▸ **WHAT IS BEING ASKED**
The expected answer comprises all lines from the entries that contain the string "label".

(PROVIDED RECORDS Opens)

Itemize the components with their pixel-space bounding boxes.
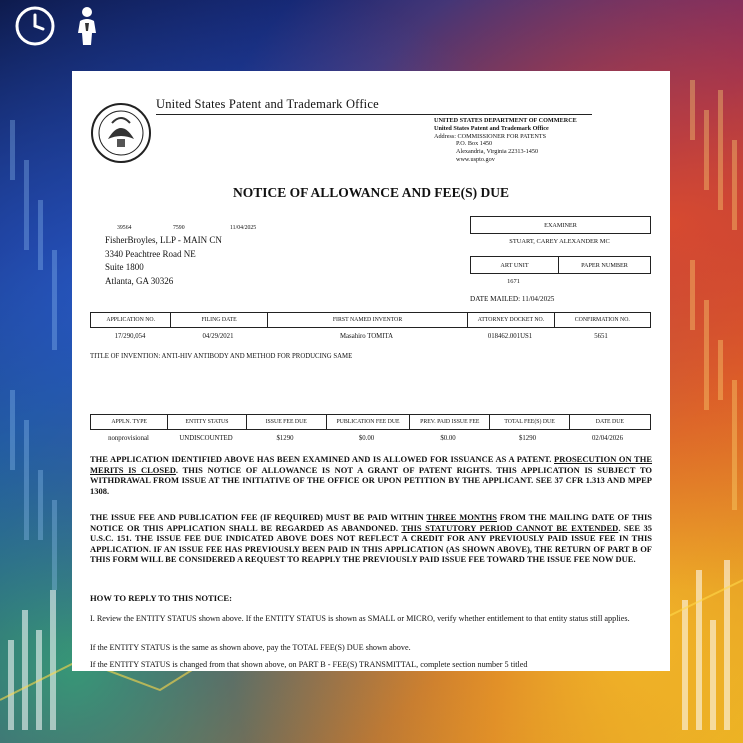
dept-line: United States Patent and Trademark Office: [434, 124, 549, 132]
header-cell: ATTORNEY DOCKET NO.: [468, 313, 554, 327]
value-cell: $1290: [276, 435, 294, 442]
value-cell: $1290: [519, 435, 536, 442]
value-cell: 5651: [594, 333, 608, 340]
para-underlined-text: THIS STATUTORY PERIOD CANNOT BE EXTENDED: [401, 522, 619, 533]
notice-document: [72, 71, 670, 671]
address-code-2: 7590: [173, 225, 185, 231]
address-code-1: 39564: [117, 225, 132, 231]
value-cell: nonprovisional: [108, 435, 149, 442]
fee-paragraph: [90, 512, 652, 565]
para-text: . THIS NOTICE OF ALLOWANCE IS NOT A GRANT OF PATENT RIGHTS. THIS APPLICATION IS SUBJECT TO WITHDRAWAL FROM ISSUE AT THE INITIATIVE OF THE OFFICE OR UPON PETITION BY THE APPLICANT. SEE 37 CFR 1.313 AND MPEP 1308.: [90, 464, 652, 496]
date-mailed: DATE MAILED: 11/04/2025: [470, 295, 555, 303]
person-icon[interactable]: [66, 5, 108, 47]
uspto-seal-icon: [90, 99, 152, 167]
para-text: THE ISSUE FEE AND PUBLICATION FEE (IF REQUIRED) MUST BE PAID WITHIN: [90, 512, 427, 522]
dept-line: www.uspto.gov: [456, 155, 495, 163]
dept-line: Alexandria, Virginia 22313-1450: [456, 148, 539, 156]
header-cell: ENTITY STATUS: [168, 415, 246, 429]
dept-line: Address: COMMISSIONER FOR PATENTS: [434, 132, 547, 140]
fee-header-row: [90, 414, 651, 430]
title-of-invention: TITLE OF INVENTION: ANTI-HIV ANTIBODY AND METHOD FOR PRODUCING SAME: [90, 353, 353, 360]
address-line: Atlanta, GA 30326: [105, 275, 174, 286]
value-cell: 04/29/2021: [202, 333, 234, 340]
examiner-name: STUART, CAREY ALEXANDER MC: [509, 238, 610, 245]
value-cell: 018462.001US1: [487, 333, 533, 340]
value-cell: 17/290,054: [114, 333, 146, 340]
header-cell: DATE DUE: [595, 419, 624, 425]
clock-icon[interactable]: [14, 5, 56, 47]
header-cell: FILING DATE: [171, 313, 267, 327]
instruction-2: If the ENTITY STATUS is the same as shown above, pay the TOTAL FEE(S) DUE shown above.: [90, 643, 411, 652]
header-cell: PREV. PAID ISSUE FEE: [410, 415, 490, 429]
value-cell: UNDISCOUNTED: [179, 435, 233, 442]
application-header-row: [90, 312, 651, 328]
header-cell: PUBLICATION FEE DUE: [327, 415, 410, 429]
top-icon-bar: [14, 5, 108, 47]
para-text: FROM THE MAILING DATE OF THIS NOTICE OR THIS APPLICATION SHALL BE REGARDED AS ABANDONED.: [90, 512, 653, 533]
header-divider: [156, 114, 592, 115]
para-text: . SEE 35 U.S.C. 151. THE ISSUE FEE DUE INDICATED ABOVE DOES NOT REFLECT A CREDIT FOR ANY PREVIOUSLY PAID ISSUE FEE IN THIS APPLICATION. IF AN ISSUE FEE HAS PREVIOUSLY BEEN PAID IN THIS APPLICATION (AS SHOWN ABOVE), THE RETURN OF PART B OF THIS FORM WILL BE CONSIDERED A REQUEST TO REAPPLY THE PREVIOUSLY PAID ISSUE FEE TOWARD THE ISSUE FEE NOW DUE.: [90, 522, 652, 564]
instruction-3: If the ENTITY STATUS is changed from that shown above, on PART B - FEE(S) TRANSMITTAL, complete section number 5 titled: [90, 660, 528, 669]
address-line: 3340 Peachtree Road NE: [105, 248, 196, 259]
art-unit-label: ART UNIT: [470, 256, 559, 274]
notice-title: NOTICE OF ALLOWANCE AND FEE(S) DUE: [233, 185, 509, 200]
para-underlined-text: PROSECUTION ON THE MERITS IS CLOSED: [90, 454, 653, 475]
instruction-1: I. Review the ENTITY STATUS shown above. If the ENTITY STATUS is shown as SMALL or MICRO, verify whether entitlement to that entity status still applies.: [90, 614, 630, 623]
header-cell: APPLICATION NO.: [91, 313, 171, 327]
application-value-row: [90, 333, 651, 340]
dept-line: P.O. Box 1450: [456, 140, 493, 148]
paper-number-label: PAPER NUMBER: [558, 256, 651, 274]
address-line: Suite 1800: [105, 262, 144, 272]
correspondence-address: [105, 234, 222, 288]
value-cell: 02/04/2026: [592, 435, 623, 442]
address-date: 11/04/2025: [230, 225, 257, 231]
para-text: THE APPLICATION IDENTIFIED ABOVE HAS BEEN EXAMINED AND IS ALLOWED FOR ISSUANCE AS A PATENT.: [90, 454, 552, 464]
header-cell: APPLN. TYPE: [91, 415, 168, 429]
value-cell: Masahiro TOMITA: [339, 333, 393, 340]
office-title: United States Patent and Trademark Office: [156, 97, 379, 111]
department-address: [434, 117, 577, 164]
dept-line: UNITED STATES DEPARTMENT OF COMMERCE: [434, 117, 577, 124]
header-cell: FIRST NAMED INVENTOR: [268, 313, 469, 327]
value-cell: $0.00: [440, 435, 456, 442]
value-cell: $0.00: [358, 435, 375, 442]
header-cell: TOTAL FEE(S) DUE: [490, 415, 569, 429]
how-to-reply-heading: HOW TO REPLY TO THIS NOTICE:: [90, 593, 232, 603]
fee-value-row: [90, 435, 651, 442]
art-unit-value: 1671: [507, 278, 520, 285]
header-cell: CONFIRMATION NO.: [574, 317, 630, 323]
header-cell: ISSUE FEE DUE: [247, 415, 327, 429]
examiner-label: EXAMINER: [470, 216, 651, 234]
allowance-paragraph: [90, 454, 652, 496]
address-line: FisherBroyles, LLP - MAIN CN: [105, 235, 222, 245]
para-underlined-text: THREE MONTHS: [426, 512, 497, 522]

(PROVIDED RECORDS Closes)

▸ **RESPONSE**
art-unit-label: ART UNIT: [470, 256, 559, 274]
paper-number-label: PAPER NUMBER: [558, 256, 651, 274]
examiner-label: EXAMINER: [470, 216, 651, 234]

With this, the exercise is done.